→ Raw records
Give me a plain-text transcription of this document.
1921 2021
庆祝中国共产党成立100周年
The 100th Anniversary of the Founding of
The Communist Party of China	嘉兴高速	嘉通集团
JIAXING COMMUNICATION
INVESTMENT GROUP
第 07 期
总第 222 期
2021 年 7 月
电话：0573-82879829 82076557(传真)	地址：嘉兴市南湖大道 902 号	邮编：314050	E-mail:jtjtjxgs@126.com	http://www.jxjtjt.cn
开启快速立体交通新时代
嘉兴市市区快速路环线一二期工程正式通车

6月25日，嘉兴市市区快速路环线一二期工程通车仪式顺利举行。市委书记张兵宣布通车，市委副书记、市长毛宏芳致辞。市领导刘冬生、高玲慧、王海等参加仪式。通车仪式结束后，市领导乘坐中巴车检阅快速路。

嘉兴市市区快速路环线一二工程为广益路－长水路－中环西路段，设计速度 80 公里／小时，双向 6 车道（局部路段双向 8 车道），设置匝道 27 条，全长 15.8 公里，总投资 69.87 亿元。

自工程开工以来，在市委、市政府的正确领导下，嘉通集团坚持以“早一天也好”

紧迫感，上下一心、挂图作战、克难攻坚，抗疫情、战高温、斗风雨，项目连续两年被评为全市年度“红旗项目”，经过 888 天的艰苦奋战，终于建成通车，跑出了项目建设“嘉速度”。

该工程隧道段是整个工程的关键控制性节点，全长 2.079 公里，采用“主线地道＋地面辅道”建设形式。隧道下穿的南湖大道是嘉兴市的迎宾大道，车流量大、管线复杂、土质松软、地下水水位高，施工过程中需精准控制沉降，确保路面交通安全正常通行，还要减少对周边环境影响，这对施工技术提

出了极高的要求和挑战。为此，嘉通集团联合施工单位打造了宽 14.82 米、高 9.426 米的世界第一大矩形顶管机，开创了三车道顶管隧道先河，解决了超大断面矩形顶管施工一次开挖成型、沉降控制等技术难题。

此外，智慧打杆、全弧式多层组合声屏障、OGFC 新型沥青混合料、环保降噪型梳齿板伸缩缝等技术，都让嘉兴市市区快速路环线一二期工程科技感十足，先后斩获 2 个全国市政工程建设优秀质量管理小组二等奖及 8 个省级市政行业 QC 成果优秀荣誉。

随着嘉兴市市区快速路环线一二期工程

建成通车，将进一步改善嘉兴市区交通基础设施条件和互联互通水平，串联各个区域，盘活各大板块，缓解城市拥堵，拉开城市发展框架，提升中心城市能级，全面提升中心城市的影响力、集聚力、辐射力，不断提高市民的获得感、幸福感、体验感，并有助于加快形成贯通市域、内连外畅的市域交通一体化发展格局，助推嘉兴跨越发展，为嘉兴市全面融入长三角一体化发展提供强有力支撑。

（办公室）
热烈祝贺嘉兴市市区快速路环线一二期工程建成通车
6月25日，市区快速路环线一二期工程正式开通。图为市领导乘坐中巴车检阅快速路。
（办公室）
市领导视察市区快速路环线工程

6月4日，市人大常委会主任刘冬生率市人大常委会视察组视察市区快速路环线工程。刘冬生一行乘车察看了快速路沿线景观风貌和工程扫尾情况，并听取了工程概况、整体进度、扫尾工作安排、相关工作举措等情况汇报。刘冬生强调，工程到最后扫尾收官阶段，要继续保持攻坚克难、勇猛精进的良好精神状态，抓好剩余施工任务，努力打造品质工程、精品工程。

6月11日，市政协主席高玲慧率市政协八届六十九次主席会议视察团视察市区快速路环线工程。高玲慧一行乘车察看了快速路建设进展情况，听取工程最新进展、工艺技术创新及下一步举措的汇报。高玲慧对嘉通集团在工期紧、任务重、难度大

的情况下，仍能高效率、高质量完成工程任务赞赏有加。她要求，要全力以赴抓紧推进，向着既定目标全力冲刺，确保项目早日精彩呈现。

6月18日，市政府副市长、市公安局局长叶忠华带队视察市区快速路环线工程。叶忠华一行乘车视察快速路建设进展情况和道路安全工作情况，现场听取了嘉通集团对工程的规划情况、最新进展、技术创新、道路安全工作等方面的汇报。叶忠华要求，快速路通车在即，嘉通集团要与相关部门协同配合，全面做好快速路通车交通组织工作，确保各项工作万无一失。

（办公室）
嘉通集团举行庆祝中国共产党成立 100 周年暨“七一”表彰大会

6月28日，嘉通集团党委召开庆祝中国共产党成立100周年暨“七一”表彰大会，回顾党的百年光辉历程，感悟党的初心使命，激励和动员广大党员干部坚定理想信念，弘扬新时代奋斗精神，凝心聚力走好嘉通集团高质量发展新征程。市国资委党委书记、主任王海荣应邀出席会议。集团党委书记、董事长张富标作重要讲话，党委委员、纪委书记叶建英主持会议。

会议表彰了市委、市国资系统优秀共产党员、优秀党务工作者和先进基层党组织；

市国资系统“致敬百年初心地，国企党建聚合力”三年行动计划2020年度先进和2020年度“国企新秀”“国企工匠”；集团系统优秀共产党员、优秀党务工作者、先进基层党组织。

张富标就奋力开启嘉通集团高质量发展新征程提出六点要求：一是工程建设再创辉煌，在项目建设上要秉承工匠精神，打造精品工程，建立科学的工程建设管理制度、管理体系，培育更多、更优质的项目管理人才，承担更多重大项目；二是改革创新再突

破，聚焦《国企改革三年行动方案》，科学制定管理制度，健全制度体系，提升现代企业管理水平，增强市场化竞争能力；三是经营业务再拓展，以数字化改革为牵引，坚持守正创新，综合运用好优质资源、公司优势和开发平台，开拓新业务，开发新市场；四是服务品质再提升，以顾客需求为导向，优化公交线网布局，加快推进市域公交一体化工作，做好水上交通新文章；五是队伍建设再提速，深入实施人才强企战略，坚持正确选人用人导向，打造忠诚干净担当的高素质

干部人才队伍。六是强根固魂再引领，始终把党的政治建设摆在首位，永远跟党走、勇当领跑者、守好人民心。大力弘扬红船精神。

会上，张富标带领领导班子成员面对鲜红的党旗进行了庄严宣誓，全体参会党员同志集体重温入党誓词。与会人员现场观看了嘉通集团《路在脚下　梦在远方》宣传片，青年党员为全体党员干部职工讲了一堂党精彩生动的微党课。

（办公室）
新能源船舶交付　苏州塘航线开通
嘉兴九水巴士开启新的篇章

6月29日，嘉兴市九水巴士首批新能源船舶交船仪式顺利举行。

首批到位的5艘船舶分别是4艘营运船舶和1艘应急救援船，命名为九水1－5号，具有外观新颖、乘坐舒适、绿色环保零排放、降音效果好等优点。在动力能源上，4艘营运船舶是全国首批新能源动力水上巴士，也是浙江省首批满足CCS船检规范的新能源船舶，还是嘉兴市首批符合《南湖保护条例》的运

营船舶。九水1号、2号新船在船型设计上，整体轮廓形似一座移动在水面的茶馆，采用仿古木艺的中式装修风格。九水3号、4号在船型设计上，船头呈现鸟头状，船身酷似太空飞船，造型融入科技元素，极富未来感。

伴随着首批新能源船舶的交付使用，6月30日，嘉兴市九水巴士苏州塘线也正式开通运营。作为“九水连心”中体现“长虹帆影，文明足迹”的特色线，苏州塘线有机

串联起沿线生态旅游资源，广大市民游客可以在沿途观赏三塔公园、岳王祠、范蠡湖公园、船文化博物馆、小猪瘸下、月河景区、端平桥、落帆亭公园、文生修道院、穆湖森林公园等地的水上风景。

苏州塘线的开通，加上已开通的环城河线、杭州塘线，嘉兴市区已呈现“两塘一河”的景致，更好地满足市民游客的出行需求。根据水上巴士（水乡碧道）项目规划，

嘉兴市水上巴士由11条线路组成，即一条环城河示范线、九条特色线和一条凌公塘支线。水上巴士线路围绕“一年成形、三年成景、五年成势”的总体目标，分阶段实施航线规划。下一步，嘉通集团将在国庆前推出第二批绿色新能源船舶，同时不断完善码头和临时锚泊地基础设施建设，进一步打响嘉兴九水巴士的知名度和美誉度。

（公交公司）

→ Set exercise
Select all lines in the listing that include the word "表彰大会".

→ Task response
嘉通集团举行庆祝中国共产党成立 100 周年暨“七一”表彰大会
6月28日，嘉通集团党委召开庆祝中国共产党成立100周年暨“七一”表彰大会，回顾党的百年光辉历程，感悟党的初心使命，激励和动员广大党员干部坚定理想信念，弘扬新时代奋斗精神，凝心聚力走好嘉通集团高质量发展新征程。市国资委党委书记、主任王海荣应邀出席会议。集团党委书记、董事长张富标作重要讲话，党委委员、纪委书记叶建英主持会议。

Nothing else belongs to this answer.